# Objective:
All of the data below must be repeated exactly.

# Excerpted data:
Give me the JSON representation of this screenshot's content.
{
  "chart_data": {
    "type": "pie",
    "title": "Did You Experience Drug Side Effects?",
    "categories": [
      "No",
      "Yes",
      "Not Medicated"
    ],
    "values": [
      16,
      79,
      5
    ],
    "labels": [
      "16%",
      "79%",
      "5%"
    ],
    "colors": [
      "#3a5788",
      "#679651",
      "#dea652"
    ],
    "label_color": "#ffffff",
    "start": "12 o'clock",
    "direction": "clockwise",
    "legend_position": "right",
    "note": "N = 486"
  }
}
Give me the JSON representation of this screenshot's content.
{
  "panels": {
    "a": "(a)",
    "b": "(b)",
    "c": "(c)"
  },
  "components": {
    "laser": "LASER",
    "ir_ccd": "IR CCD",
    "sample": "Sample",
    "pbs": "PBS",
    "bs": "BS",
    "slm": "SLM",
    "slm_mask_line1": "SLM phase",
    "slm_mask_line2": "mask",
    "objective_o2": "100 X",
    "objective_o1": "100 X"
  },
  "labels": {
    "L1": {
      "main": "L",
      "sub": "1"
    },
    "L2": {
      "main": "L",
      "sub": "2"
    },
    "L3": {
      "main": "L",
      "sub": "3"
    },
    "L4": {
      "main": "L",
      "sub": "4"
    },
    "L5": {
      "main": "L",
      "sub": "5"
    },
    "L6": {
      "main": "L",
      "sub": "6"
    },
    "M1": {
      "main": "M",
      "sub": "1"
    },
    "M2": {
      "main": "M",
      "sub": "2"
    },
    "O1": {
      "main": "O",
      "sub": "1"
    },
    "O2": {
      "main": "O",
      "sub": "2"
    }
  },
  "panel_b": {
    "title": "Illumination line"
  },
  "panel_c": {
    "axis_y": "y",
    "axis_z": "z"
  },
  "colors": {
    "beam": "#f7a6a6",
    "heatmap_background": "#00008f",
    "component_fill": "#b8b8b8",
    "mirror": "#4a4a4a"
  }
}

# Written solution:
Give me the JSON representation of this screenshot's content.
{
  "chart_data": {
    "type": "pie",
    "title": "Did You Experience Drug Side Effects?",
    "categories": [
      "No",
      "Yes",
      "Not Medicated"
    ],
    "values": [
      16,
      79,
      5
    ],
    "labels": [
      "16%",
      "79%",
      "5%"
    ],
    "colors": [
      "#3a5788",
      "#679651",
      "#dea652"
    ],
    "label_color": "#ffffff",
    "start": "12 o'clock",
    "direction": "clockwise",
    "legend_position": "right",
    "note": "N = 486"
  }
}
Give me the JSON representation of this screenshot's content.
{
  "panels": {
    "a": "(a)",
    "b": "(b)",
    "c": "(c)"
  },
  "components": {
    "laser": "LASER",
    "ir_ccd": "IR CCD",
    "sample": "Sample",
    "pbs": "PBS",
    "bs": "BS",
    "slm": "SLM",
    "slm_mask_line1": "SLM phase",
    "slm_mask_line2": "mask",
    "objective_o2": "100 X",
    "objective_o1": "100 X"
  },
  "labels": {
    "L1": {
      "main": "L",
      "sub": "1"
    },
    "L2": {
      "main": "L",
      "sub": "2"
    },
    "L3": {
      "main": "L",
      "sub": "3"
    },
    "L4": {
      "main": "L",
      "sub": "4"
    },
    "L5": {
      "main": "L",
      "sub": "5"
    },
    "L6": {
      "main": "L",
      "sub": "6"
    },
    "M1": {
      "main": "M",
      "sub": "1"
    },
    "M2": {
      "main": "M",
      "sub": "2"
    },
    "O1": {
      "main": "O",
      "sub": "1"
    },
    "O2": {
      "main": "O",
      "sub": "2"
    }
  },
  "panel_b": {
    "title": "Illumination line"
  },
  "panel_c": {
    "axis_y": "y",
    "axis_z": "z"
  },
  "colors": {
    "beam": "#f7a6a6",
    "heatmap_background": "#00008f",
    "component_fill": "#b8b8b8",
    "mirror": "#4a4a4a"
  }
}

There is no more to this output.